Dataset excerpt:
------------------------------------------------------------------------
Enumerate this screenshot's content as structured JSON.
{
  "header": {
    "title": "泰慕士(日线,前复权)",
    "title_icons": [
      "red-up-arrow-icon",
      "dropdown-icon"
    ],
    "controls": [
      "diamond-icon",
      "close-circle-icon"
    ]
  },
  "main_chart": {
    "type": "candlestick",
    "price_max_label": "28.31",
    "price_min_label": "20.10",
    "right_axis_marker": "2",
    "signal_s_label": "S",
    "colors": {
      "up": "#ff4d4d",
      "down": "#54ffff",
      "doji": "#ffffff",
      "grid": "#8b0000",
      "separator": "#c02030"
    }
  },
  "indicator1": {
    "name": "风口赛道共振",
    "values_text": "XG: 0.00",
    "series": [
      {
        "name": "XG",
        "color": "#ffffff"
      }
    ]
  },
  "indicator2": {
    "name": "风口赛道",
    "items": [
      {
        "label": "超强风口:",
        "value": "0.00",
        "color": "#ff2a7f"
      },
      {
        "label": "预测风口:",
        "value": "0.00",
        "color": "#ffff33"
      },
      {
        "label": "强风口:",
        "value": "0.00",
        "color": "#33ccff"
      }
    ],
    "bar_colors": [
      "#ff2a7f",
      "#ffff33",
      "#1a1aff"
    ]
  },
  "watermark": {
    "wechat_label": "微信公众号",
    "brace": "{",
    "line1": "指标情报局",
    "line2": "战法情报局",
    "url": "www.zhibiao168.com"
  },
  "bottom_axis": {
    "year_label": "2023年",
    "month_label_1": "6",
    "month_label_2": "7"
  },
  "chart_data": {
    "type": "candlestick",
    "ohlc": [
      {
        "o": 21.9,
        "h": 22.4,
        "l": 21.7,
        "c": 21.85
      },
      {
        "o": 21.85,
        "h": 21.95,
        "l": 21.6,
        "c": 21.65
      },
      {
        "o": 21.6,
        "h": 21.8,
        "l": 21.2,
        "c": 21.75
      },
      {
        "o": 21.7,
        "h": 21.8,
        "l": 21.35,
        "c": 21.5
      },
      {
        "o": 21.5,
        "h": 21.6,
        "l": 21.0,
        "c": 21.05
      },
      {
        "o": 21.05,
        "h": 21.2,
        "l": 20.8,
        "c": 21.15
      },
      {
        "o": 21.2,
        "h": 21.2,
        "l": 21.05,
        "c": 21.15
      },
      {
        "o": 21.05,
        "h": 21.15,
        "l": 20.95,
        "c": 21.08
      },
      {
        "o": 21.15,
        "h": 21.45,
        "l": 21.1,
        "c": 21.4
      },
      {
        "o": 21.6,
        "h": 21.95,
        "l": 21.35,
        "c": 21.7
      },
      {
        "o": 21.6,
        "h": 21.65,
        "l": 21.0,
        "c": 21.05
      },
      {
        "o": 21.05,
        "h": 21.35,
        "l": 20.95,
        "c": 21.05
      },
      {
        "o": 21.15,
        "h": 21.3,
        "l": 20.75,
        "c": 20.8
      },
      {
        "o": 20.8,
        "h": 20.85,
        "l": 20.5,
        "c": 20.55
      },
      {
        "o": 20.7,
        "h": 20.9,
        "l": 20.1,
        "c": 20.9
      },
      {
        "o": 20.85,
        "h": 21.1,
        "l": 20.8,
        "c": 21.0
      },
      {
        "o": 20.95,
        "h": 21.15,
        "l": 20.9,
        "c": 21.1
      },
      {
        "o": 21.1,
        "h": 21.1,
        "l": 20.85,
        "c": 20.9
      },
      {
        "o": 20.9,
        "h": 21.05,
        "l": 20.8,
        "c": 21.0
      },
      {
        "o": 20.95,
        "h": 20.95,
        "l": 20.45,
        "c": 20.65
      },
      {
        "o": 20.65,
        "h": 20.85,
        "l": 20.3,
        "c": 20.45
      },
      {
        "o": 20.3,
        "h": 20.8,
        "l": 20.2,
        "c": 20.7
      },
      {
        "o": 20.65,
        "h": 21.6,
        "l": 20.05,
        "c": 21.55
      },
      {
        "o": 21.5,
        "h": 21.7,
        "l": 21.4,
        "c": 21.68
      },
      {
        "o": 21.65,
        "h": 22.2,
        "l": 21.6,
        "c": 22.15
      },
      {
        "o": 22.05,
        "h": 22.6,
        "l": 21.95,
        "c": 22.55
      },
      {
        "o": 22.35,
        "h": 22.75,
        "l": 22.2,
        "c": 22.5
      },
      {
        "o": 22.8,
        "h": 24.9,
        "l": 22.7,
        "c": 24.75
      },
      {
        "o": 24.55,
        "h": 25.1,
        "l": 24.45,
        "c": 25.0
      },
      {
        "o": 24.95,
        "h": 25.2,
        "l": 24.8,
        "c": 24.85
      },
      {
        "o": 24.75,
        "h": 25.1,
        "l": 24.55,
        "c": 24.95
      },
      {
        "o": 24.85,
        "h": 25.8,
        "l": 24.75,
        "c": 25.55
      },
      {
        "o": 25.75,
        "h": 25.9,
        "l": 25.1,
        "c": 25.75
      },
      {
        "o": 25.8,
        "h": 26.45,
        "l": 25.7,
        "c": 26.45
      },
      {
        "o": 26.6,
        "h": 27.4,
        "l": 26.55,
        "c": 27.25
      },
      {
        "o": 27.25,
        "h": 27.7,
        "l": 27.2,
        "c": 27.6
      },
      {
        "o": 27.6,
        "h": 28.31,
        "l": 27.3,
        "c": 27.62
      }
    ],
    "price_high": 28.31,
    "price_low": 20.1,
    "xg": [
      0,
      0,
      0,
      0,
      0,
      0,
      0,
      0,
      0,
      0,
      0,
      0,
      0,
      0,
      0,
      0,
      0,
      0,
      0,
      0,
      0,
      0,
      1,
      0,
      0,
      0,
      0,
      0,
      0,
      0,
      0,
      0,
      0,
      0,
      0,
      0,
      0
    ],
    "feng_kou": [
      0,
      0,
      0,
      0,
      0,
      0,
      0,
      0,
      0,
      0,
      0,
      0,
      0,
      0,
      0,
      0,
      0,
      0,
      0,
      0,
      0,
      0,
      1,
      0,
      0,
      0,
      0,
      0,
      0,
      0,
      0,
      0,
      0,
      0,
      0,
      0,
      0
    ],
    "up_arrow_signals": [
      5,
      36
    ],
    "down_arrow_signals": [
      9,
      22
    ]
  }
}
------------------------------------------------------------------------
Problem =>
Extract the full listing above without altering anything.

Output =>
Enumerate this screenshot's content as structured JSON.
{
  "header": {
    "title": "泰慕士(日线,前复权)",
    "title_icons": [
      "red-up-arrow-icon",
      "dropdown-icon"
    ],
    "controls": [
      "diamond-icon",
      "close-circle-icon"
    ]
  },
  "main_chart": {
    "type": "candlestick",
    "price_max_label": "28.31",
    "price_min_label": "20.10",
    "right_axis_marker": "2",
    "signal_s_label": "S",
    "colors": {
      "up": "#ff4d4d",
      "down": "#54ffff",
      "doji": "#ffffff",
      "grid": "#8b0000",
      "separator": "#c02030"
    }
  },
  "indicator1": {
    "name": "风口赛道共振",
    "values_text": "XG: 0.00",
    "series": [
      {
        "name": "XG",
        "color": "#ffffff"
      }
    ]
  },
  "indicator2": {
    "name": "风口赛道",
    "items": [
      {
        "label": "超强风口:",
        "value": "0.00",
        "color": "#ff2a7f"
      },
      {
        "label": "预测风口:",
        "value": "0.00",
        "color": "#ffff33"
      },
      {
        "label": "强风口:",
        "value": "0.00",
        "color": "#33ccff"
      }
    ],
    "bar_colors": [
      "#ff2a7f",
      "#ffff33",
      "#1a1aff"
    ]
  },
  "watermark": {
    "wechat_label": "微信公众号",
    "brace": "{",
    "line1": "指标情报局",
    "line2": "战法情报局",
    "url": "www.zhibiao168.com"
  },
  "bottom_axis": {
    "year_label": "2023年",
    "month_label_1": "6",
    "month_label_2": "7"
  },
  "chart_data": {
    "type": "candlestick",
    "ohlc": [
      {
        "o": 21.9,
        "h": 22.4,
        "l": 21.7,
        "c": 21.85
      },
      {
        "o": 21.85,
        "h": 21.95,
        "l": 21.6,
        "c": 21.65
      },
      {
        "o": 21.6,
        "h": 21.8,
        "l": 21.2,
        "c": 21.75
      },
      {
        "o": 21.7,
        "h": 21.8,
        "l": 21.35,
        "c": 21.5
      },
      {
        "o": 21.5,
        "h": 21.6,
        "l": 21.0,
        "c": 21.05
      },
      {
        "o": 21.05,
        "h": 21.2,
        "l": 20.8,
        "c": 21.15
      },
      {
        "o": 21.2,
        "h": 21.2,
        "l": 21.05,
        "c": 21.15
      },
      {
        "o": 21.05,
        "h": 21.15,
        "l": 20.95,
        "c": 21.08
      },
      {
        "o": 21.15,
        "h": 21.45,
        "l": 21.1,
        "c": 21.4
      },
      {
        "o": 21.6,
        "h": 21.95,
        "l": 21.35,
        "c": 21.7
      },
      {
        "o": 21.6,
        "h": 21.65,
        "l": 21.0,
        "c": 21.05
      },
      {
        "o": 21.05,
        "h": 21.35,
        "l": 20.95,
        "c": 21.05
      },
      {
        "o": 21.15,
        "h": 21.3,
        "l": 20.75,
        "c": 20.8
      },
      {
        "o": 20.8,
        "h": 20.85,
        "l": 20.5,
        "c": 20.55
      },
      {
        "o": 20.7,
        "h": 20.9,
        "l": 20.1,
        "c": 20.9
      },
      {
        "o": 20.85,
        "h": 21.1,
        "l": 20.8,
        "c": 21.0
      },
      {
        "o": 20.95,
        "h": 21.15,
        "l": 20.9,
        "c": 21.1
      },
      {
        "o": 21.1,
        "h": 21.1,
        "l": 20.85,
        "c": 20.9
      },
      {
        "o": 20.9,
        "h": 21.05,
        "l": 20.8,
        "c": 21.0
      },
      {
        "o": 20.95,
        "h": 20.95,
        "l": 20.45,
        "c": 20.65
      },
      {
        "o": 20.65,
        "h": 20.85,
        "l": 20.3,
        "c": 20.45
      },
      {
        "o": 20.3,
        "h": 20.8,
        "l": 20.2,
        "c": 20.7
      },
      {
        "o": 20.65,
        "h": 21.6,
        "l": 20.05,
        "c": 21.55
      },
      {
        "o": 21.5,
        "h": 21.7,
        "l": 21.4,
        "c": 21.68
      },
      {
        "o": 21.65,
        "h": 22.2,
        "l": 21.6,
        "c": 22.15
      },
      {
        "o": 22.05,
        "h": 22.6,
        "l": 21.95,
        "c": 22.55
      },
      {
        "o": 22.35,
        "h": 22.75,
        "l": 22.2,
        "c": 22.5
      },
      {
        "o": 22.8,
        "h": 24.9,
        "l": 22.7,
        "c": 24.75
      },
      {
        "o": 24.55,
        "h": 25.1,
        "l": 24.45,
        "c": 25.0
      },
      {
        "o": 24.95,
        "h": 25.2,
        "l": 24.8,
        "c": 24.85
      },
      {
        "o": 24.75,
        "h": 25.1,
        "l": 24.55,
        "c": 24.95
      },
      {
        "o": 24.85,
        "h": 25.8,
        "l": 24.75,
        "c": 25.55
      },
      {
        "o": 25.75,
        "h": 25.9,
        "l": 25.1,
        "c": 25.75
      },
      {
        "o": 25.8,
        "h": 26.45,
        "l": 25.7,
        "c": 26.45
      },
      {
        "o": 26.6,
        "h": 27.4,
        "l": 26.55,
        "c": 27.25
      },
      {
        "o": 27.25,
        "h": 27.7,
        "l": 27.2,
        "c": 27.6
      },
      {
        "o": 27.6,
        "h": 28.31,
        "l": 27.3,
        "c": 27.62
      }
    ],
    "price_high": 28.31,
    "price_low": 20.1,
    "xg": [
      0,
      0,
      0,
      0,
      0,
      0,
      0,
      0,
      0,
      0,
      0,
      0,
      0,
      0,
      0,
      0,
      0,
      0,
      0,
      0,
      0,
      0,
      1,
      0,
      0,
      0,
      0,
      0,
      0,
      0,
      0,
      0,
      0,
      0,
      0,
      0,
      0
    ],
    "feng_kou": [
      0,
      0,
      0,
      0,
      0,
      0,
      0,
      0,
      0,
      0,
      0,
      0,
      0,
      0,
      0,
      0,
      0,
      0,
      0,
      0,
      0,
      0,
      1,
      0,
      0,
      0,
      0,
      0,
      0,
      0,
      0,
      0,
      0,
      0,
      0,
      0,
      0
    ],
    "up_arrow_signals": [
      5,
      36
    ],
    "down_arrow_signals": [
      9,
      22
    ]
  }
}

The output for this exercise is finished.